─── Supplied records ───
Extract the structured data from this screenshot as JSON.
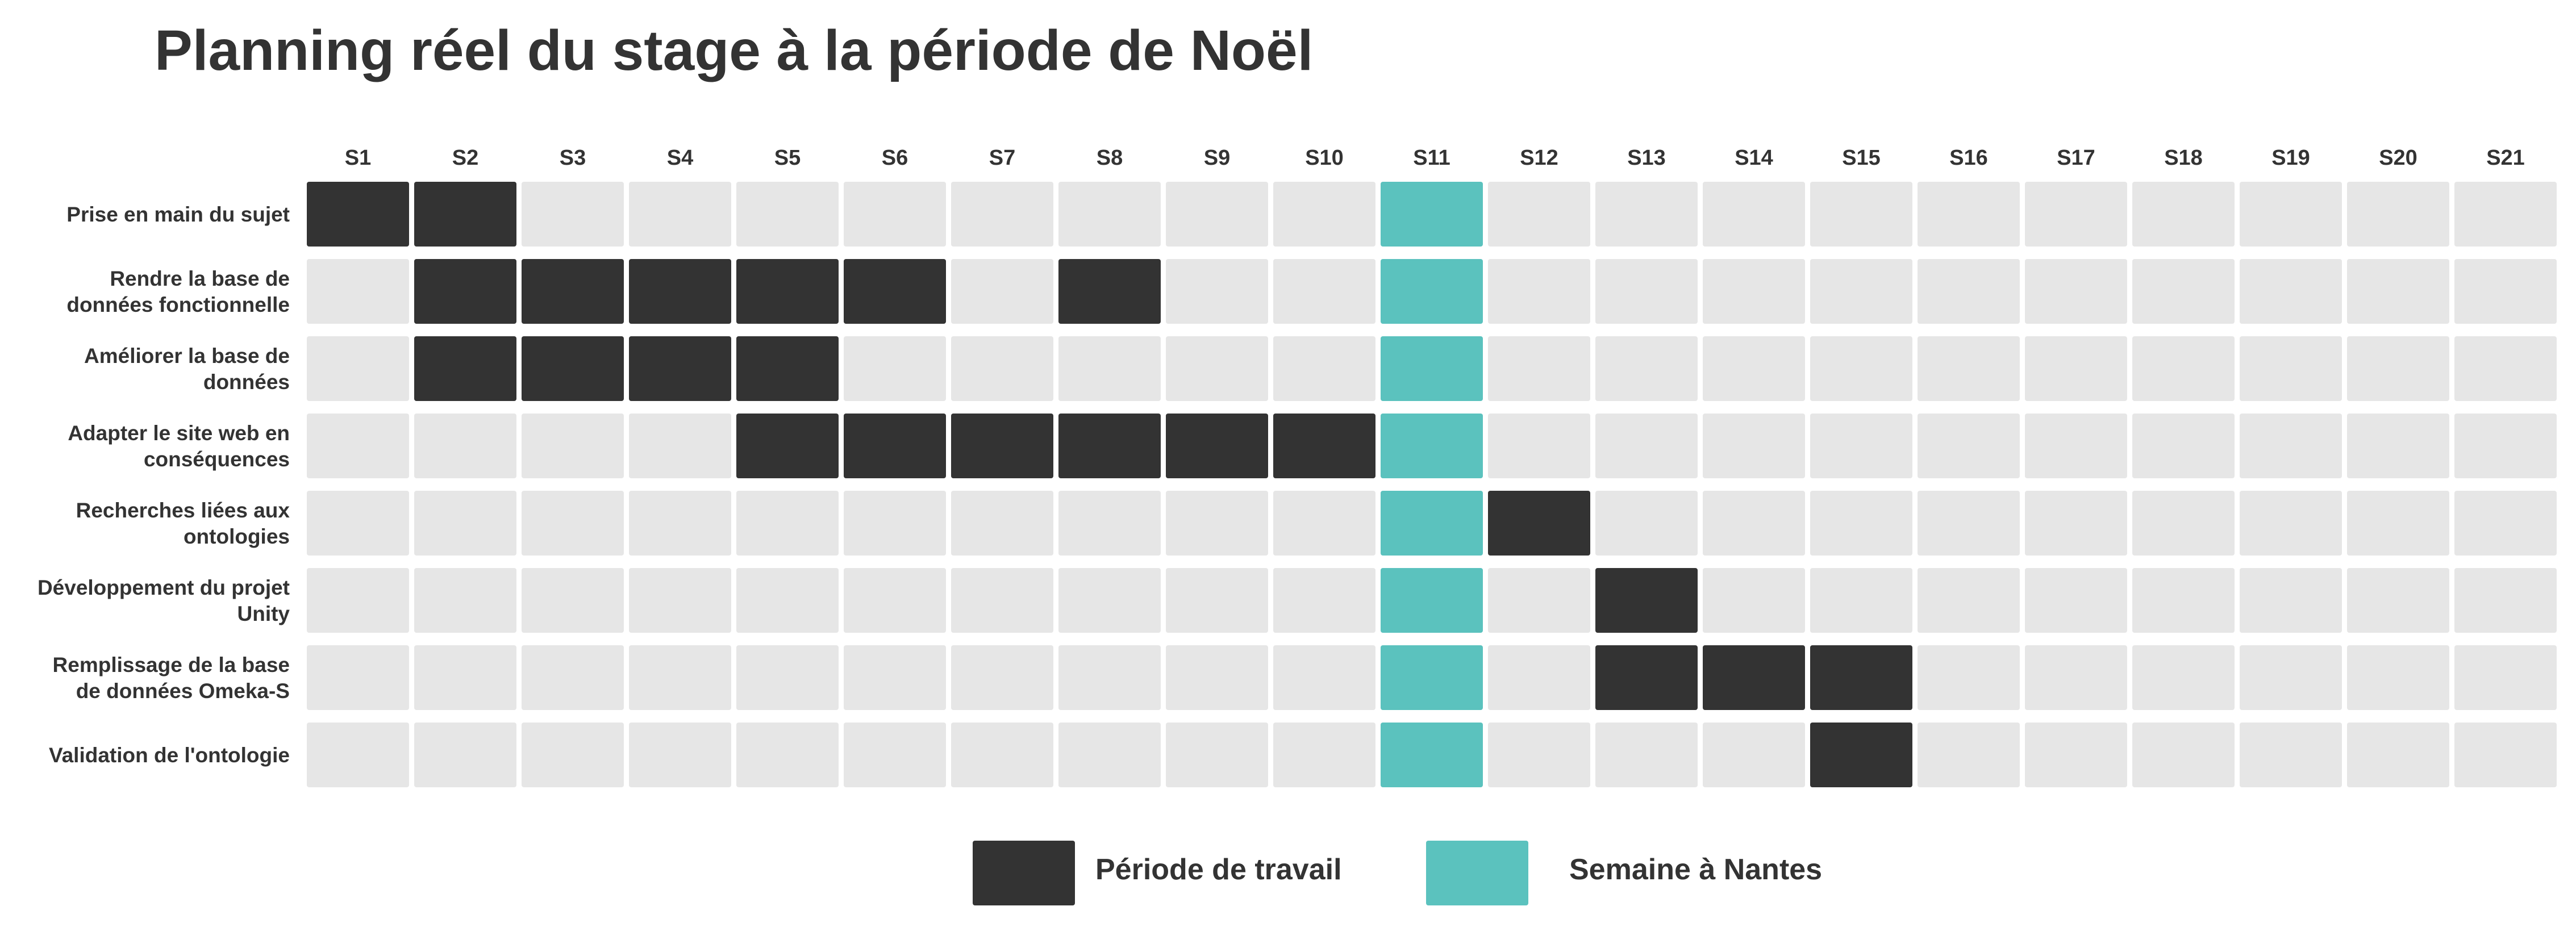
{
  "chart_data": {
    "type": "heatmap",
    "title": "Planning réel du stage à la période de Noël",
    "weeks": [
      "S1",
      "S2",
      "S3",
      "S4",
      "S5",
      "S6",
      "S7",
      "S8",
      "S9",
      "S10",
      "S11",
      "S12",
      "S13",
      "S14",
      "S15",
      "S16",
      "S17",
      "S18",
      "S19",
      "S20",
      "S21"
    ],
    "tasks": [
      {
        "label_lines": [
          "Prise en main du sujet"
        ],
        "work_weeks": [
          "S1",
          "S2"
        ]
      },
      {
        "label_lines": [
          "Rendre la base de",
          "données fonctionnelle"
        ],
        "work_weeks": [
          "S2",
          "S3",
          "S4",
          "S5",
          "S6",
          "S8"
        ]
      },
      {
        "label_lines": [
          "Améliorer la base de",
          "données"
        ],
        "work_weeks": [
          "S2",
          "S3",
          "S4",
          "S5"
        ]
      },
      {
        "label_lines": [
          "Adapter le site web en",
          "conséquences"
        ],
        "work_weeks": [
          "S5",
          "S6",
          "S7",
          "S8",
          "S9",
          "S10"
        ]
      },
      {
        "label_lines": [
          "Recherches liées aux",
          "ontologies"
        ],
        "work_weeks": [
          "S12"
        ]
      },
      {
        "label_lines": [
          "Développement du projet",
          "Unity"
        ],
        "work_weeks": [
          "S13"
        ]
      },
      {
        "label_lines": [
          "Remplissage de la base",
          "de données Omeka-S"
        ],
        "work_weeks": [
          "S13",
          "S14",
          "S15"
        ]
      },
      {
        "label_lines": [
          "Validation de l'ontologie"
        ],
        "work_weeks": [
          "S15"
        ]
      }
    ],
    "nantes_week": "S11",
    "legend": [
      {
        "key": "work",
        "label": "Période de travail",
        "color": "#333333"
      },
      {
        "key": "nantes",
        "label": "Semaine à Nantes",
        "color": "#5bc2be"
      }
    ],
    "colors": {
      "work": "#333333",
      "nantes": "#5bc2be",
      "empty": "#e6e6e6"
    },
    "grid": false,
    "legend_position": "bottom-center"
  }
}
───
▸ **What is needed**
What is the number of lines in the data above that include the word "base"? Answer with that number only.

▸ **Solution**
3